--- begin Dataset records ---

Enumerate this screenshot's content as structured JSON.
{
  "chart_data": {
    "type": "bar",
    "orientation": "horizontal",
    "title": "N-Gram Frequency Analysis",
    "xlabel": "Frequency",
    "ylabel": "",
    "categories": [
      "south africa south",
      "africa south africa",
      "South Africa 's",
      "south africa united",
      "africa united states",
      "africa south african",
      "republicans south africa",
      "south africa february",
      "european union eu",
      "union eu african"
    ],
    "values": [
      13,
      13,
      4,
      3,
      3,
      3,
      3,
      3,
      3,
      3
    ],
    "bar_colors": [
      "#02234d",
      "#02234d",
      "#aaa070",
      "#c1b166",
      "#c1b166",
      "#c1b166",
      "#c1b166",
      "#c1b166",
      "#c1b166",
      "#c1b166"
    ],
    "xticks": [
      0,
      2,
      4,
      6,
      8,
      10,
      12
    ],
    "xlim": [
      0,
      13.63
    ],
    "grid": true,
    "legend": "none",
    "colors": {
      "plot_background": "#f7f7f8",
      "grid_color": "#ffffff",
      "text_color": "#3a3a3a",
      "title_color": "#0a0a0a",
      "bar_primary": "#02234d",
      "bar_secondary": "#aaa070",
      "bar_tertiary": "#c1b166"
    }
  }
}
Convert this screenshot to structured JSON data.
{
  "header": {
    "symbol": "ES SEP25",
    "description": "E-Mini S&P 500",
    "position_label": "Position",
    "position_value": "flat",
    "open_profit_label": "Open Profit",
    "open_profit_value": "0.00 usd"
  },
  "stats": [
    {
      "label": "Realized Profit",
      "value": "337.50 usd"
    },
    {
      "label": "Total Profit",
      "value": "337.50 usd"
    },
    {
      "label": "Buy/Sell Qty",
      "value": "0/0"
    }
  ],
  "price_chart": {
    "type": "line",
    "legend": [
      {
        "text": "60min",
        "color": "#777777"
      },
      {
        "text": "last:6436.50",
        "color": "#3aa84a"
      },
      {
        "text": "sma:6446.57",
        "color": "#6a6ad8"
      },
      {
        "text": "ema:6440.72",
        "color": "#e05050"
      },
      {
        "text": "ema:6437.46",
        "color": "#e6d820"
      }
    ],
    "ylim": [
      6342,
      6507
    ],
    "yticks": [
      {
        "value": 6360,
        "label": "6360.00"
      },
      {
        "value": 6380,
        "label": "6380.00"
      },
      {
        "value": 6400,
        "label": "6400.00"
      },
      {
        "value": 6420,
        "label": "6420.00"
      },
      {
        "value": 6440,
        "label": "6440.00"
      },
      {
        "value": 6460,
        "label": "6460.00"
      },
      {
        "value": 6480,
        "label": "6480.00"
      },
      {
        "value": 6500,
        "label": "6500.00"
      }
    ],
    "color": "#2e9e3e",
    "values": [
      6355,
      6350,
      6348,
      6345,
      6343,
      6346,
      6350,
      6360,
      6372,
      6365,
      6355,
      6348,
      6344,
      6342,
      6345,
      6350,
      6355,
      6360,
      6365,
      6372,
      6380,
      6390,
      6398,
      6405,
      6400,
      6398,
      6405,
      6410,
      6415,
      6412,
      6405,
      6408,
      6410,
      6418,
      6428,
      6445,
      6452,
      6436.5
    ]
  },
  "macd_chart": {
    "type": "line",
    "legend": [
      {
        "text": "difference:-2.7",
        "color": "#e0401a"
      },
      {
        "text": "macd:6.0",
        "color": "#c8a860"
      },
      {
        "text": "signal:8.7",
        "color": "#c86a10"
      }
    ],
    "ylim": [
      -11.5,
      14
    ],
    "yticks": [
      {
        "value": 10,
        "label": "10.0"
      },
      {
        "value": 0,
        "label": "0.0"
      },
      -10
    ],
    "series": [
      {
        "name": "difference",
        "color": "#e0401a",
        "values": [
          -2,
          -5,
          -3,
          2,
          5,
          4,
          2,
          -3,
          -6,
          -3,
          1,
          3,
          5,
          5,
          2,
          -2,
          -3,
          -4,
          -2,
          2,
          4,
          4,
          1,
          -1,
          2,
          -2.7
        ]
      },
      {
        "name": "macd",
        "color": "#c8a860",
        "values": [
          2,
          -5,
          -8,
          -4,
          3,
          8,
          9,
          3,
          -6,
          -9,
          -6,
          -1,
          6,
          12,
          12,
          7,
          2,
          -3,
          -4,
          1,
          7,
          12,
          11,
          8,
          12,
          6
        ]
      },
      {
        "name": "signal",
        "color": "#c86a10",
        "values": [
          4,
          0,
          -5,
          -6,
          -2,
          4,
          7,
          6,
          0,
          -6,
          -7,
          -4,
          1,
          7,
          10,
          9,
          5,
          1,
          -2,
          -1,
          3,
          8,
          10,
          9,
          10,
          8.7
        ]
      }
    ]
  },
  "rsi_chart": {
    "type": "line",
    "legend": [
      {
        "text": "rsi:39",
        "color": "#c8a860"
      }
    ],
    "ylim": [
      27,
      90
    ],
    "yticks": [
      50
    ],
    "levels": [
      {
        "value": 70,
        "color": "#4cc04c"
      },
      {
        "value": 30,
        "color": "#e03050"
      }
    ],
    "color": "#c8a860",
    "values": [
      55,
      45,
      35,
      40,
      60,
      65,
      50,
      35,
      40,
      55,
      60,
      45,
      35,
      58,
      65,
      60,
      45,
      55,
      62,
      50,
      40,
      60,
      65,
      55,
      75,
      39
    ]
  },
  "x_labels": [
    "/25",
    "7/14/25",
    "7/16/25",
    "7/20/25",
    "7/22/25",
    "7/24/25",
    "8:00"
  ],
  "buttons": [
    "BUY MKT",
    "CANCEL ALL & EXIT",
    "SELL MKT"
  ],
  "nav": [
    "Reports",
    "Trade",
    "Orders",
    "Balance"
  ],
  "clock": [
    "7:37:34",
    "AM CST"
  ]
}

--- end Dataset records ---

▶ Exercise aim: Copy out each line of the entries that holds "screenshot".

▶ Output of the exercise:
Enumerate this screenshot's content as structured JSON.
Convert this screenshot to structured JSON data.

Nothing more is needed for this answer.